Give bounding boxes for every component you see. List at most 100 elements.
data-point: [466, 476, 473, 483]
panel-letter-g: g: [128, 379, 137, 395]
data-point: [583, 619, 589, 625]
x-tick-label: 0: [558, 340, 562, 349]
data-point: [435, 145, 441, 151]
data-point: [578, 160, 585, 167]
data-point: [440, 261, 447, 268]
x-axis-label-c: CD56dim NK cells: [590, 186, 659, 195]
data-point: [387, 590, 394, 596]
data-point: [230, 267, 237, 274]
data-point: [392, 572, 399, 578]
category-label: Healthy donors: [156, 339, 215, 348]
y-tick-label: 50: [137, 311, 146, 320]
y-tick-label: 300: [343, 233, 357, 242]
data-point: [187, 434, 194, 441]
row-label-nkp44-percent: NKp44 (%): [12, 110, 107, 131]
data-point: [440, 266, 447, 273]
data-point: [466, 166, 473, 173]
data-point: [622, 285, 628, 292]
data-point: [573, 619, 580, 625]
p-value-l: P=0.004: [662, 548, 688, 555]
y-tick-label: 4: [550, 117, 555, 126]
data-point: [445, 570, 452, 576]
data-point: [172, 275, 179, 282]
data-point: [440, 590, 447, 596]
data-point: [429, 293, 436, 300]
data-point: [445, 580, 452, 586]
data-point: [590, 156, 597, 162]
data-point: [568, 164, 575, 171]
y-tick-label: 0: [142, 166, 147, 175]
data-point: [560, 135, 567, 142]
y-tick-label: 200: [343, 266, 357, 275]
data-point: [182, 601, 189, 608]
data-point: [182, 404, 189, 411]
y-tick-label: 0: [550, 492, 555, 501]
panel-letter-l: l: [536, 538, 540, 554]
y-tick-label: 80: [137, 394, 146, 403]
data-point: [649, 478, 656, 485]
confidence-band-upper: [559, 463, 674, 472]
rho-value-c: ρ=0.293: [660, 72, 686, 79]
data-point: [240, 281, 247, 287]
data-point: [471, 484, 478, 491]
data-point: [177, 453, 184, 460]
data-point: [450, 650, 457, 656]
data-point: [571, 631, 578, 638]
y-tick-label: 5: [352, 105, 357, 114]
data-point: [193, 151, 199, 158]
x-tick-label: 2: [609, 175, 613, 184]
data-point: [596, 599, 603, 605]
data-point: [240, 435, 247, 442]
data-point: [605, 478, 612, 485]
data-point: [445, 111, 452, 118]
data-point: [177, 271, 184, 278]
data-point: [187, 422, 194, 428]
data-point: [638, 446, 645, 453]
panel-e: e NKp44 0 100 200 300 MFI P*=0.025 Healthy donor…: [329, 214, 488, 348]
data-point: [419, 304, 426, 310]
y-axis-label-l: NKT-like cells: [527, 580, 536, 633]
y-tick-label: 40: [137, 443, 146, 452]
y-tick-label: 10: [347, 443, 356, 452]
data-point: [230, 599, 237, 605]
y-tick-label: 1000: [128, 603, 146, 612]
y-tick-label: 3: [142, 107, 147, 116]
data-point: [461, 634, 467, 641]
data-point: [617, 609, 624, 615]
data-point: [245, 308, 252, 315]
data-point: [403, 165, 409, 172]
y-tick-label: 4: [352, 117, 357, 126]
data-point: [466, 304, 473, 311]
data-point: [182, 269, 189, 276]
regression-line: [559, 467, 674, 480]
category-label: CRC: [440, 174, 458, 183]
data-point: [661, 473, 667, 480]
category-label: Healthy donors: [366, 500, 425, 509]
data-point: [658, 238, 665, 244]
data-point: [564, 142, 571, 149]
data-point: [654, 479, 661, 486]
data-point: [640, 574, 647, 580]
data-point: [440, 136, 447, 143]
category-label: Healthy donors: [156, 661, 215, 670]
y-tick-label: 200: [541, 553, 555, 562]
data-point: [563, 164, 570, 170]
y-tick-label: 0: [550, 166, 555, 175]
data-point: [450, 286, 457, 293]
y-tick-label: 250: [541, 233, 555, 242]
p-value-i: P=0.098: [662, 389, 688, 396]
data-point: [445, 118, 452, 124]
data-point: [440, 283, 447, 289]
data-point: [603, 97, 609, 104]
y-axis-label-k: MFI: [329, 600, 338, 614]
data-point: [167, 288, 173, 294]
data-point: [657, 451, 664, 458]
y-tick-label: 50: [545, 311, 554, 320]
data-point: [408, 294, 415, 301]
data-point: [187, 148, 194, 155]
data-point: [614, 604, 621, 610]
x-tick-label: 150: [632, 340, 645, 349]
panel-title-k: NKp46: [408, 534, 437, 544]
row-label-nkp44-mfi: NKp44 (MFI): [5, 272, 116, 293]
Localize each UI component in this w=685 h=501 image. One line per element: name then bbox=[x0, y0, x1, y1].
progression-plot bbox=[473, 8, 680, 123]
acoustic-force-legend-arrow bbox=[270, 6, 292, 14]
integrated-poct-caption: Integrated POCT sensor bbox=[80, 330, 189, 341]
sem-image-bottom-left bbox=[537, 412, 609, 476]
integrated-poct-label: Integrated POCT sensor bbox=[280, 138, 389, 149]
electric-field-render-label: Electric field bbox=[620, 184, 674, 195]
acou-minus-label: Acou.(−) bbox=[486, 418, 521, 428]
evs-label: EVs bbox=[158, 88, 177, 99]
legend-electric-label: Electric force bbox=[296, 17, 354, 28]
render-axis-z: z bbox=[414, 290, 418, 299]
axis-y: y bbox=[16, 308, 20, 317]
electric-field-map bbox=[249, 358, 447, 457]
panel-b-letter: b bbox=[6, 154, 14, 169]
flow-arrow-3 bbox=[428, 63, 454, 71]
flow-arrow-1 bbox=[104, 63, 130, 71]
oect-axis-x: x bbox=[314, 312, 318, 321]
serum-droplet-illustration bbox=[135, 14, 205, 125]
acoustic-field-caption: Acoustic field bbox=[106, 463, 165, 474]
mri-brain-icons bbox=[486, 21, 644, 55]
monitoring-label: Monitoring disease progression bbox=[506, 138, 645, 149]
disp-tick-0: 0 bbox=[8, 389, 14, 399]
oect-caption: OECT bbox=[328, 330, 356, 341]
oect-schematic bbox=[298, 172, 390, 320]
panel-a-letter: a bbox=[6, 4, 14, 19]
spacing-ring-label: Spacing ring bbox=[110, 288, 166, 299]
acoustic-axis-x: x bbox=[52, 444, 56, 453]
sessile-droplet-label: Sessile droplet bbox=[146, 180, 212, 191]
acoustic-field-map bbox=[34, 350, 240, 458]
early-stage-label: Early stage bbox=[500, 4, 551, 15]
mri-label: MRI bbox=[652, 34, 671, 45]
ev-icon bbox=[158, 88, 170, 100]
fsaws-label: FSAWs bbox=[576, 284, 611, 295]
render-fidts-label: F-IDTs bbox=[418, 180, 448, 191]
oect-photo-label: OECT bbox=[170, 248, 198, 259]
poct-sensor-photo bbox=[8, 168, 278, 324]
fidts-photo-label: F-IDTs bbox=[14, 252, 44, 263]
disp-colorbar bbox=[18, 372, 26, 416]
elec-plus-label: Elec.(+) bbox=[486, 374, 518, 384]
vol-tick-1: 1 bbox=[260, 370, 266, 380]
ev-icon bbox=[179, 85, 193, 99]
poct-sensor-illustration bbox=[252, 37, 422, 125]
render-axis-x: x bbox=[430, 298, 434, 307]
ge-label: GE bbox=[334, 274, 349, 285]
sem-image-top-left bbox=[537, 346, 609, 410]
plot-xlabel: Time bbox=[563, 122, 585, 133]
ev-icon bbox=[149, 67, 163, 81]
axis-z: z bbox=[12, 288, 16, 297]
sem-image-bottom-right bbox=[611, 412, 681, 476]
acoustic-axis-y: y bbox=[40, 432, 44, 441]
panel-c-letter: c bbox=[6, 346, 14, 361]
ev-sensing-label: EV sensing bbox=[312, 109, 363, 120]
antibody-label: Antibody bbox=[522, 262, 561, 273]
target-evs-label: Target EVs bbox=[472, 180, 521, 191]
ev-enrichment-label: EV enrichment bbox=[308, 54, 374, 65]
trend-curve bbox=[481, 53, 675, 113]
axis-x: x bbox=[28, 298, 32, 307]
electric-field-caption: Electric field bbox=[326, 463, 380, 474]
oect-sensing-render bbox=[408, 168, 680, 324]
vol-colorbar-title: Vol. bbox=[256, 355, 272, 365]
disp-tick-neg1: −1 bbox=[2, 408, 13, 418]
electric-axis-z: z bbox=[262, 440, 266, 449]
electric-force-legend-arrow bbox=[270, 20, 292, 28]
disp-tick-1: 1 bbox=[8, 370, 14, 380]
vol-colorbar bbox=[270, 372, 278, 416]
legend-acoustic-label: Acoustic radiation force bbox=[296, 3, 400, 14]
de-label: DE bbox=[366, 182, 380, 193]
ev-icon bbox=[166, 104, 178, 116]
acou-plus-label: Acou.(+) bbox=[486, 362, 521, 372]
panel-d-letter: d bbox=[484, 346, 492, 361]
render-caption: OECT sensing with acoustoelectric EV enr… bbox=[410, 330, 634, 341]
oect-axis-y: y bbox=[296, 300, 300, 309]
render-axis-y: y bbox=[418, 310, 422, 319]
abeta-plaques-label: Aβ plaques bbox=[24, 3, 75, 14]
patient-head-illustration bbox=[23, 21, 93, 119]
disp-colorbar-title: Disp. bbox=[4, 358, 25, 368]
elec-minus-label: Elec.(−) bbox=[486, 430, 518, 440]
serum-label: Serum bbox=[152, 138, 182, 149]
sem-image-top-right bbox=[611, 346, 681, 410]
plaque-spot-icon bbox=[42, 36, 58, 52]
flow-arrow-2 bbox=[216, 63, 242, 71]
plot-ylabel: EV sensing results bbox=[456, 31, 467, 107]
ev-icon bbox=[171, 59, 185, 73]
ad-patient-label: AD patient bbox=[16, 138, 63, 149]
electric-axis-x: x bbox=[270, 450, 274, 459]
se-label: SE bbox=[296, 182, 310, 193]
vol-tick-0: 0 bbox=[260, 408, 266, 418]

----

:: Required work ::
Within the lines above, find those holding the word "arrow" and copy them.

:: Result of this exercise ::
acoustic-force-legend-arrow bbox=[270, 6, 292, 14]
flow-arrow-3 bbox=[428, 63, 454, 71]
flow-arrow-1 bbox=[104, 63, 130, 71]
electric-force-legend-arrow bbox=[270, 20, 292, 28]
flow-arrow-2 bbox=[216, 63, 242, 71]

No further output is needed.